Dataset
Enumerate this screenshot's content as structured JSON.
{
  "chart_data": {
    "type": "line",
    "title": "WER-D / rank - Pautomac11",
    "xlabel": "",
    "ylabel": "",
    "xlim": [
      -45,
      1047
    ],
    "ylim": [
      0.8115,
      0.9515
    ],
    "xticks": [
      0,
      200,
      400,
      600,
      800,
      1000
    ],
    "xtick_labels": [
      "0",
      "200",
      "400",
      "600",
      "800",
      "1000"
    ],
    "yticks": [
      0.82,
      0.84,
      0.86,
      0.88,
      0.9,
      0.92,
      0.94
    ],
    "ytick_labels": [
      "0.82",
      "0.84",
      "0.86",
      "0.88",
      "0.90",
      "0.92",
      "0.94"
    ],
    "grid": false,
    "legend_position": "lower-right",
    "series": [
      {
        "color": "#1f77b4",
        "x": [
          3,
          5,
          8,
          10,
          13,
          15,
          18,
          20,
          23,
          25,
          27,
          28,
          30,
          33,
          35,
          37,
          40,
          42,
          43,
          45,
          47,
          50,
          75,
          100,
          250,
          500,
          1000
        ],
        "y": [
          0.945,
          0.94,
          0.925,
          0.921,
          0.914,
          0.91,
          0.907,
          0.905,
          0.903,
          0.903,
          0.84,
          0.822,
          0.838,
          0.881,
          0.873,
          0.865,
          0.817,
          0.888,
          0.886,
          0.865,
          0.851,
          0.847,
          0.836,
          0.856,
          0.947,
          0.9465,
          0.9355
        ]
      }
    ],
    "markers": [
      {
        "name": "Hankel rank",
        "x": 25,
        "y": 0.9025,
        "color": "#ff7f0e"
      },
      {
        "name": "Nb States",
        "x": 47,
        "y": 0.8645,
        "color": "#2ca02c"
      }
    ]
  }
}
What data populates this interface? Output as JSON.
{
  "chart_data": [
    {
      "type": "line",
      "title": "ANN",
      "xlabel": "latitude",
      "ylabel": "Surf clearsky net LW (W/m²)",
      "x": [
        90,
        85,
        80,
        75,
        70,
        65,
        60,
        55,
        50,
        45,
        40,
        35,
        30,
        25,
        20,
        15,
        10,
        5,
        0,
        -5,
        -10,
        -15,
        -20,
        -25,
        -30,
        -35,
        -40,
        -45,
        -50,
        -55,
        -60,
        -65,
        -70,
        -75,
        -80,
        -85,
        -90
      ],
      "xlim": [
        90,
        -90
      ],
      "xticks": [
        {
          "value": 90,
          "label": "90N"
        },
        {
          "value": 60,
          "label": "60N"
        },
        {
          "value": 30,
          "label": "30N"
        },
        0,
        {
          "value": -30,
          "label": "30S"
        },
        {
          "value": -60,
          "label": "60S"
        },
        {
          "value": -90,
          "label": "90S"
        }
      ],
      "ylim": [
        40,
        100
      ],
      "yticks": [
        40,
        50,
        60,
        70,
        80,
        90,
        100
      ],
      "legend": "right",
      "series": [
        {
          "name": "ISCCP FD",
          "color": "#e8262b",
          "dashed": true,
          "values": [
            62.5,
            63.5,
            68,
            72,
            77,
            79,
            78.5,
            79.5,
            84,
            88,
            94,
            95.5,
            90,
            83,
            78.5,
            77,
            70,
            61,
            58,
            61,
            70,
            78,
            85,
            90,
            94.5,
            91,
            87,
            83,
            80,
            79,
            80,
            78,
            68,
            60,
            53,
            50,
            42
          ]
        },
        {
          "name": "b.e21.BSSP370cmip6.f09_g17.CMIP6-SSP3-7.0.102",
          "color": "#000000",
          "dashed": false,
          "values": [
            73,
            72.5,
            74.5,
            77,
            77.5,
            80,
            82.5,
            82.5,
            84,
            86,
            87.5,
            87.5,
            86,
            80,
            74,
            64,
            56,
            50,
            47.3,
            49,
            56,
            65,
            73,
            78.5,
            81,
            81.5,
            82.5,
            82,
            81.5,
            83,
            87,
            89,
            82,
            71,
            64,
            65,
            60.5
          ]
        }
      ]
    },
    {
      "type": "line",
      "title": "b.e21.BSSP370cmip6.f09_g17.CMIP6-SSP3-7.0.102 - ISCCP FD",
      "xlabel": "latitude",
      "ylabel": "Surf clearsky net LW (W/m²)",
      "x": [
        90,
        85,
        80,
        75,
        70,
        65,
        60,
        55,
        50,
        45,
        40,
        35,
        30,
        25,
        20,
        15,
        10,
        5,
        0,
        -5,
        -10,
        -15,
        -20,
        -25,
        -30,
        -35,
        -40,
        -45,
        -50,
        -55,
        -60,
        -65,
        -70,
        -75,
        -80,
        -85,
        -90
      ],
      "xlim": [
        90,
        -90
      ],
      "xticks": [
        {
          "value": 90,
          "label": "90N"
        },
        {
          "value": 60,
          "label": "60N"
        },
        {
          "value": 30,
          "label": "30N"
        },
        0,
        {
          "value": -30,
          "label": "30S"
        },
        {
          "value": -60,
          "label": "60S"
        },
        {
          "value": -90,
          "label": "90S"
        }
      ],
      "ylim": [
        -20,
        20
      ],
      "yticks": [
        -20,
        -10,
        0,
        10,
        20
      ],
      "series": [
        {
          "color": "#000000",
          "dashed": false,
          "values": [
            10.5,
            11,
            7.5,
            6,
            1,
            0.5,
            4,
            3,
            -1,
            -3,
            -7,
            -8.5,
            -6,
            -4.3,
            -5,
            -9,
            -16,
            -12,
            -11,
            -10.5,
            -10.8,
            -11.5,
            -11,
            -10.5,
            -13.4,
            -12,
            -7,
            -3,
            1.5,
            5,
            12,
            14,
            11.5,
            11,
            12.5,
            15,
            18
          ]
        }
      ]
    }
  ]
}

Stated problem
Find every line in the records that contains the word "right"; copy those lines.

The answer
    "legend_position": "lower-right",
      "legend": "right",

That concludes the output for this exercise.